> Objective
Reproduce the records below exactly as they appear.
── Recorded information ──
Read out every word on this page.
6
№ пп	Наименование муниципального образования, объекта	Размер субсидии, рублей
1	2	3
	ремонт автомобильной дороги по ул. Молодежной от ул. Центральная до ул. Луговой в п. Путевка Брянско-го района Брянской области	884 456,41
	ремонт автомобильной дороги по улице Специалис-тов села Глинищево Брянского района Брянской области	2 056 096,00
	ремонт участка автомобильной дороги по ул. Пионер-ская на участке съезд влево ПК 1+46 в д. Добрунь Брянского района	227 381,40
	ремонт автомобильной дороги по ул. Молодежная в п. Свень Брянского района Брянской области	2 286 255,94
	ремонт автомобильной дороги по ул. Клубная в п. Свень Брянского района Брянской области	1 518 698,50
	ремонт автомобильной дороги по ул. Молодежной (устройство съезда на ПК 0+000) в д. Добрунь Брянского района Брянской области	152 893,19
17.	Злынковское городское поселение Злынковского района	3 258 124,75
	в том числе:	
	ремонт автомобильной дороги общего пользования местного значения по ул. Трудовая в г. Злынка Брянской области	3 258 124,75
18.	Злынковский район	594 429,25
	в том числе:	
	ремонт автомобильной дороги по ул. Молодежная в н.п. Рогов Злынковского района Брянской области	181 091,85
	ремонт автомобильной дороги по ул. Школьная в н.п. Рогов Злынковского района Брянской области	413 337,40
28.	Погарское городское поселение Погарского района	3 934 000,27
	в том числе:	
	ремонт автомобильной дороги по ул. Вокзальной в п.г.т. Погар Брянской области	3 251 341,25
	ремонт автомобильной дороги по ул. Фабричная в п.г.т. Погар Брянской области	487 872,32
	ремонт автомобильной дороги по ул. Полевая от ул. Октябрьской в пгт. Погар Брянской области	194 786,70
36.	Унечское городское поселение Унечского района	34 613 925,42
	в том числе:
───
> Complete output
Read out every word on this page.
6
№ пп	Наименование муниципального образования, объекта	Размер субсидии, рублей
1	2	3
	ремонт автомобильной дороги по ул. Молодежной от ул. Центральная до ул. Луговой в п. Путевка Брянско-го района Брянской области	884 456,41
	ремонт автомобильной дороги по улице Специалис-тов села Глинищево Брянского района Брянской области	2 056 096,00
	ремонт участка автомобильной дороги по ул. Пионер-ская на участке съезд влево ПК 1+46 в д. Добрунь Брянского района	227 381,40
	ремонт автомобильной дороги по ул. Молодежная в п. Свень Брянского района Брянской области	2 286 255,94
	ремонт автомобильной дороги по ул. Клубная в п. Свень Брянского района Брянской области	1 518 698,50
	ремонт автомобильной дороги по ул. Молодежной (устройство съезда на ПК 0+000) в д. Добрунь Брянского района Брянской области	152 893,19
17.	Злынковское городское поселение Злынковского района	3 258 124,75
	в том числе:	
	ремонт автомобильной дороги общего пользования местного значения по ул. Трудовая в г. Злынка Брянской области	3 258 124,75
18.	Злынковский район	594 429,25
	в том числе:	
	ремонт автомобильной дороги по ул. Молодежная в н.п. Рогов Злынковского района Брянской области	181 091,85
	ремонт автомобильной дороги по ул. Школьная в н.п. Рогов Злынковского района Брянской области	413 337,40
28.	Погарское городское поселение Погарского района	3 934 000,27
	в том числе:	
	ремонт автомобильной дороги по ул. Вокзальной в п.г.т. Погар Брянской области	3 251 341,25
	ремонт автомобильной дороги по ул. Фабричная в п.г.т. Погар Брянской области	487 872,32
	ремонт автомобильной дороги по ул. Полевая от ул. Октябрьской в пгт. Погар Брянской области	194 786,70
36.	Унечское городское поселение Унечского района	34 613 925,42
	в том числе:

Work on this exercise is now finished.